[INSTRUCTION]:
Give the number of lines in the listing that hold the word "Print". Write nothing but that number.

[DATA PROVIDED]:
— Start —
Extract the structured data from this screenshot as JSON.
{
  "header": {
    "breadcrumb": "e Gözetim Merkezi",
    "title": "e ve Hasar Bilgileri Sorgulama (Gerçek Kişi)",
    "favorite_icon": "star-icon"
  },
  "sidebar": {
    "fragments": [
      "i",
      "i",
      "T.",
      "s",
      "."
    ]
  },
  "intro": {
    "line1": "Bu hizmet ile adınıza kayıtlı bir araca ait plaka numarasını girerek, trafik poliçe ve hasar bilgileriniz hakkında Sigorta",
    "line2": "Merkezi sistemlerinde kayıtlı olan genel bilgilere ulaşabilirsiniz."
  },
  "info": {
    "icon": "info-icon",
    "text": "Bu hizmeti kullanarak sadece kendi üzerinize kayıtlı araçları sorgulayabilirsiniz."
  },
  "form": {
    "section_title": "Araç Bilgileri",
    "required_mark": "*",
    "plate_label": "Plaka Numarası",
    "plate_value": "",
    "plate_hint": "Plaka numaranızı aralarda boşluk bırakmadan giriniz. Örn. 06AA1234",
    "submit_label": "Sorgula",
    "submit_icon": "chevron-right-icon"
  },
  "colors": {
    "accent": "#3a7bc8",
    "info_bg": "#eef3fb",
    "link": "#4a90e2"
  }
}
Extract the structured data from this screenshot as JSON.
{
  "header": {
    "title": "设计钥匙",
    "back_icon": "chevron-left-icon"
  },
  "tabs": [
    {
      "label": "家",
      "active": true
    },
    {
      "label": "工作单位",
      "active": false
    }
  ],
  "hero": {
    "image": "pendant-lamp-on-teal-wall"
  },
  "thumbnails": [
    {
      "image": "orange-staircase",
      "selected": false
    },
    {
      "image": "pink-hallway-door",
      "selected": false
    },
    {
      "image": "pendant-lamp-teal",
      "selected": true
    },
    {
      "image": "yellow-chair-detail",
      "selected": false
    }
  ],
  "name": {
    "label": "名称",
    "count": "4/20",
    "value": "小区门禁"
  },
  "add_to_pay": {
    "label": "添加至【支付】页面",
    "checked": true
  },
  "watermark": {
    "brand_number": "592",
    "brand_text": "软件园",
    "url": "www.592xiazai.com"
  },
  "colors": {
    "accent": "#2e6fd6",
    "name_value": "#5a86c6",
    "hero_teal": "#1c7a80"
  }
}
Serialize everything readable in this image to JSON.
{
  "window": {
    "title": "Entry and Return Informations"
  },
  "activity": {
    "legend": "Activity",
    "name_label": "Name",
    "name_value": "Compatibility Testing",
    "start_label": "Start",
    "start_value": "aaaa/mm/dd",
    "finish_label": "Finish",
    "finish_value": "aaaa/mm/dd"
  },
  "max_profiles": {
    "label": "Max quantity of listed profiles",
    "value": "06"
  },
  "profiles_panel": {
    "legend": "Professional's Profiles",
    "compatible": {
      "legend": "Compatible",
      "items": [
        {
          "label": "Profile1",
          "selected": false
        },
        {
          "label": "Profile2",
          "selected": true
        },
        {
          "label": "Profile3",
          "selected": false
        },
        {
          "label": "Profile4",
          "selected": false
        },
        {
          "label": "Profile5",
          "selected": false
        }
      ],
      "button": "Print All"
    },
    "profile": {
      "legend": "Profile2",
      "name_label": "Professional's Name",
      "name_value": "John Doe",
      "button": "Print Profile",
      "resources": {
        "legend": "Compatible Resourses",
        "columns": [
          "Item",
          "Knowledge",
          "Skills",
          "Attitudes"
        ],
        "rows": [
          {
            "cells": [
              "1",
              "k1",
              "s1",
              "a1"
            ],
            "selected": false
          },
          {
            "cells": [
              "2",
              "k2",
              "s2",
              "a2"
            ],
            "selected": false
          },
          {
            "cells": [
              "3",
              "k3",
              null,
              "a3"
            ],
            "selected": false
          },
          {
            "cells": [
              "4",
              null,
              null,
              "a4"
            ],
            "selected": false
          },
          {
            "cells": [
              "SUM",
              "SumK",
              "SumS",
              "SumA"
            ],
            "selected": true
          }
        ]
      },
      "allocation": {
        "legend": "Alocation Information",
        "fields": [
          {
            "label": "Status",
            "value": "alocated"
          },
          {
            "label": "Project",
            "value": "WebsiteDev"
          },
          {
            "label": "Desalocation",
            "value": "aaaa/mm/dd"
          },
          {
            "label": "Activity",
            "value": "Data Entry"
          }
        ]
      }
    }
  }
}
— End —
[WRITTEN SOLUTION]:
2